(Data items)
— Start —
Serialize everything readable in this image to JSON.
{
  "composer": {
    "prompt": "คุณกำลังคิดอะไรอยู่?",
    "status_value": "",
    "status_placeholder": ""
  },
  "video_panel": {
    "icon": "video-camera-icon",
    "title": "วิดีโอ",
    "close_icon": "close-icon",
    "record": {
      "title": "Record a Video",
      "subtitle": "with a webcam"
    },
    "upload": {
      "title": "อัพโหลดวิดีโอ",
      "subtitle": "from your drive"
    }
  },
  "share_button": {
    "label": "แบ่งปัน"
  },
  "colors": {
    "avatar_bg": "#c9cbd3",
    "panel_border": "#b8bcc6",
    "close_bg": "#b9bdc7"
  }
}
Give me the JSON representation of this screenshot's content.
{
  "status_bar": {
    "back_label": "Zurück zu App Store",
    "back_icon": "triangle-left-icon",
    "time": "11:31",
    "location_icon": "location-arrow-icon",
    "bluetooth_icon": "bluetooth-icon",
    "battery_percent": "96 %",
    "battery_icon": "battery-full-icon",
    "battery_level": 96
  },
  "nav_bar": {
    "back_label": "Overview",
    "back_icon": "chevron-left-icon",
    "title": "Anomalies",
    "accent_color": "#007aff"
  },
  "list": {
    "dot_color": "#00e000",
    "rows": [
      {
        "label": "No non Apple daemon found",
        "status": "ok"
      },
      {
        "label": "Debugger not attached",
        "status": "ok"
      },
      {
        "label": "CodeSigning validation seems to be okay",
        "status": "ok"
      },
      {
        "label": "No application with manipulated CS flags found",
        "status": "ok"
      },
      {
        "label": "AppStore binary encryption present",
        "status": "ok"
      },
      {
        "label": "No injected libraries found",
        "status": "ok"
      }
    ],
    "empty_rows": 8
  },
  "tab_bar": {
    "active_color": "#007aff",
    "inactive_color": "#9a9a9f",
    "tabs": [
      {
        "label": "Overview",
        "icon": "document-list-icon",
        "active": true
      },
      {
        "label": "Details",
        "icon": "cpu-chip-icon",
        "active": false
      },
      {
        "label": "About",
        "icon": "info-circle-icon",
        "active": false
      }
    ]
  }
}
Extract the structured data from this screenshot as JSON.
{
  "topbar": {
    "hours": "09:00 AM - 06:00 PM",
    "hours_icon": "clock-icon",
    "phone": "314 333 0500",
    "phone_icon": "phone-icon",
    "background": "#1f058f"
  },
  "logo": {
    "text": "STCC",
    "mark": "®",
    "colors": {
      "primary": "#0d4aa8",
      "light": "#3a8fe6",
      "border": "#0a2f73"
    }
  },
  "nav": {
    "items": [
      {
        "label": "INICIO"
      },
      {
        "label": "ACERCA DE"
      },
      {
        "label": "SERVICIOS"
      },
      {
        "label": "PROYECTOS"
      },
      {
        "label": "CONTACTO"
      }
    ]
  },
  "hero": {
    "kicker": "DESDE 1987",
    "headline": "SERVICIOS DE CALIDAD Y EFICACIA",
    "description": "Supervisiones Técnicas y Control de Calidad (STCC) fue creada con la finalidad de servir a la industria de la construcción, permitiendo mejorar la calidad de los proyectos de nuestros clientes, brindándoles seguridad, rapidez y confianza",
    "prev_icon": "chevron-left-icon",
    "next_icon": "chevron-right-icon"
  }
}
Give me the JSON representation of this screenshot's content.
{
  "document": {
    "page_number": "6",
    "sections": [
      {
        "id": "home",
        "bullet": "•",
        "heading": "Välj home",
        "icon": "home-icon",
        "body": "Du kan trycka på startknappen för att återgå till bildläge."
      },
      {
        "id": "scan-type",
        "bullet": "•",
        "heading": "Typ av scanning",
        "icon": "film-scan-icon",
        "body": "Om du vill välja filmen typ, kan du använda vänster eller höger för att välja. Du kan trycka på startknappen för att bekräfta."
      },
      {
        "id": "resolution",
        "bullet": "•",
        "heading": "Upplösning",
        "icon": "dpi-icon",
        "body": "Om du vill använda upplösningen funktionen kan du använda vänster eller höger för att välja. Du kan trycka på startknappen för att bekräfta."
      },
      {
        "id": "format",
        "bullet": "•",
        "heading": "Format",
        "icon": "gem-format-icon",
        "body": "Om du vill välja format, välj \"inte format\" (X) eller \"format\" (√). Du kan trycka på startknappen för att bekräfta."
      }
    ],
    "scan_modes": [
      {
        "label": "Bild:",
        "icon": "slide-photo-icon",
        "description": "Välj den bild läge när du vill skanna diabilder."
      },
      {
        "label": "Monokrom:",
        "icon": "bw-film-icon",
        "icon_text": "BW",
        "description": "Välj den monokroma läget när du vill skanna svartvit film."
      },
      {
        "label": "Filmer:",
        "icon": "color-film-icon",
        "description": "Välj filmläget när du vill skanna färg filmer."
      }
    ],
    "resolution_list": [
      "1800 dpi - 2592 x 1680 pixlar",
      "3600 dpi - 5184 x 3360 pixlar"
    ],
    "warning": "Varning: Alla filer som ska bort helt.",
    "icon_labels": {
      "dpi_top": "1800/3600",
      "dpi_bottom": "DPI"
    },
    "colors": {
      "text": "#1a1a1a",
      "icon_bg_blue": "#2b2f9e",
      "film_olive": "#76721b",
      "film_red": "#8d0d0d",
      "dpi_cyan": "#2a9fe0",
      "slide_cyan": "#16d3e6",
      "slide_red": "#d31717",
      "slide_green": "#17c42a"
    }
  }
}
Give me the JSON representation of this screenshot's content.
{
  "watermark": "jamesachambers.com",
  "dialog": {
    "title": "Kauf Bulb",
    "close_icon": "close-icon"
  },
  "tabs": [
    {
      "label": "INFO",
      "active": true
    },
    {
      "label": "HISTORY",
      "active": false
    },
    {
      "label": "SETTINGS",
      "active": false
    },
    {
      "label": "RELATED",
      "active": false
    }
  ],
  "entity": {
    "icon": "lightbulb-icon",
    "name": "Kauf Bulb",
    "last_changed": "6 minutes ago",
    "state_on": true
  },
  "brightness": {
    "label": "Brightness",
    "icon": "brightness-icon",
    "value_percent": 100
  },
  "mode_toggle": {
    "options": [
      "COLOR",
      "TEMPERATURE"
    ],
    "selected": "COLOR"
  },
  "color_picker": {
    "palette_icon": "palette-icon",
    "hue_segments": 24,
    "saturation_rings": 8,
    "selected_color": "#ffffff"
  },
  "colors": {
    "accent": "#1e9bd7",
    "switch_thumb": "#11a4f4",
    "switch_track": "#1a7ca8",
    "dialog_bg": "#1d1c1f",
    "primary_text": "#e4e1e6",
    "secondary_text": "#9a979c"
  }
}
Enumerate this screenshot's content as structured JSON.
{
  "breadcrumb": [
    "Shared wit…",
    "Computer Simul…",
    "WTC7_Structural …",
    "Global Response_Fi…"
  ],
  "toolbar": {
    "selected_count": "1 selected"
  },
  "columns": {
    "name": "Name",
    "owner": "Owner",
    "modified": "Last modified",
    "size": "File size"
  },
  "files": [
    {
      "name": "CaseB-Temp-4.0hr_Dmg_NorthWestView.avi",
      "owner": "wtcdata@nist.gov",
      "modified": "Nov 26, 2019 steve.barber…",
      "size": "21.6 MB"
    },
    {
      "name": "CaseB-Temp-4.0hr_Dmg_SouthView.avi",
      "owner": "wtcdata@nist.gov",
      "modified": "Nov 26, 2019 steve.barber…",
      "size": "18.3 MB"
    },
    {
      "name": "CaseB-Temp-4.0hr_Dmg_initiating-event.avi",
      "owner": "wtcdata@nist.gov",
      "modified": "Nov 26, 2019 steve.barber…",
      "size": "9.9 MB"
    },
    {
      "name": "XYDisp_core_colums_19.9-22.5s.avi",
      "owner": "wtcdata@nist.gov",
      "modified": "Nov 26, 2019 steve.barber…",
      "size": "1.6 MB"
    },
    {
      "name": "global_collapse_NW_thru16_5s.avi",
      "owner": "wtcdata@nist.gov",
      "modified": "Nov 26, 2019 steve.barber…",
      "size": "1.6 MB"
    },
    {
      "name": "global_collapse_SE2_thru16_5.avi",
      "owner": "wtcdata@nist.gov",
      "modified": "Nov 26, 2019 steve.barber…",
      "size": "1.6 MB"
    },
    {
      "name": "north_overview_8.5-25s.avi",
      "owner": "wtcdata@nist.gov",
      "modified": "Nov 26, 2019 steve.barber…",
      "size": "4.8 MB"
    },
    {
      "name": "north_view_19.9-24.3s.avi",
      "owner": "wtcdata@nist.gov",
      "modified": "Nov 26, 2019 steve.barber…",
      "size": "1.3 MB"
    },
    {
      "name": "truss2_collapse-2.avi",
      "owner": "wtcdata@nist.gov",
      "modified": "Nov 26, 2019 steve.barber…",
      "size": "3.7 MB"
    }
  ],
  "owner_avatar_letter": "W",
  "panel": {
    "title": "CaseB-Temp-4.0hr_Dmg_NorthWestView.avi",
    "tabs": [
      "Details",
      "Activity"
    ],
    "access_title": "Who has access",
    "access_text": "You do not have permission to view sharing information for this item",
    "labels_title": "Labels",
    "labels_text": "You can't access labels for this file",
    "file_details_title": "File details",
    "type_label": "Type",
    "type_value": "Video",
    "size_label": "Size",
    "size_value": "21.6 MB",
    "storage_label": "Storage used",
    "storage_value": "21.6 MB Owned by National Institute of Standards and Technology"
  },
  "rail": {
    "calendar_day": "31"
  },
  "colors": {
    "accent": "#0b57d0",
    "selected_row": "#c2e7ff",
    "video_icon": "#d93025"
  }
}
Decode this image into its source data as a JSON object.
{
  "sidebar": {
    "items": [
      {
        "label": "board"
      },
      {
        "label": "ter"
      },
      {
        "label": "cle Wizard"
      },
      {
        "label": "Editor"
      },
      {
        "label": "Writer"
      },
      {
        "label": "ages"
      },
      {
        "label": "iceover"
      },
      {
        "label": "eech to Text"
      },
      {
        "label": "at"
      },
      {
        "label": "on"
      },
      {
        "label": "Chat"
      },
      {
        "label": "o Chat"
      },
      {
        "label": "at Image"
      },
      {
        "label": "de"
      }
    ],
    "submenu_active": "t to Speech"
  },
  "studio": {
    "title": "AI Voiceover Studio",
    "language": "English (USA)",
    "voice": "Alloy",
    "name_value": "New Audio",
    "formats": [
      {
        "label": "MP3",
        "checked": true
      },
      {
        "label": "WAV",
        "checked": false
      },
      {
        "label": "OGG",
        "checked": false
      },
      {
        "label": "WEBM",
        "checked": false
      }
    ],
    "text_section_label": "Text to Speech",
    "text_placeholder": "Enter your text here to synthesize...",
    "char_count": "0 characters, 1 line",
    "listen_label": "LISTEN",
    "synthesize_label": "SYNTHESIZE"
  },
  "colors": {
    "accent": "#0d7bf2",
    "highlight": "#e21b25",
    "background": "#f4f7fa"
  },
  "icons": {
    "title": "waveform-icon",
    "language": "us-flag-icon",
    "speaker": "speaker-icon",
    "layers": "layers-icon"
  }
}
— End —
▶ **WHAT THIS TASK INVOLVES**
Return each line where "skanna" shows up.

▶ **CORRECT RESPONSE**
        "description": "Välj den bild läge när du vill skanna diabilder."
        "description": "Välj den monokroma läget när du vill skanna svartvit film."
        "description": "Välj filmläget när du vill skanna färg filmer."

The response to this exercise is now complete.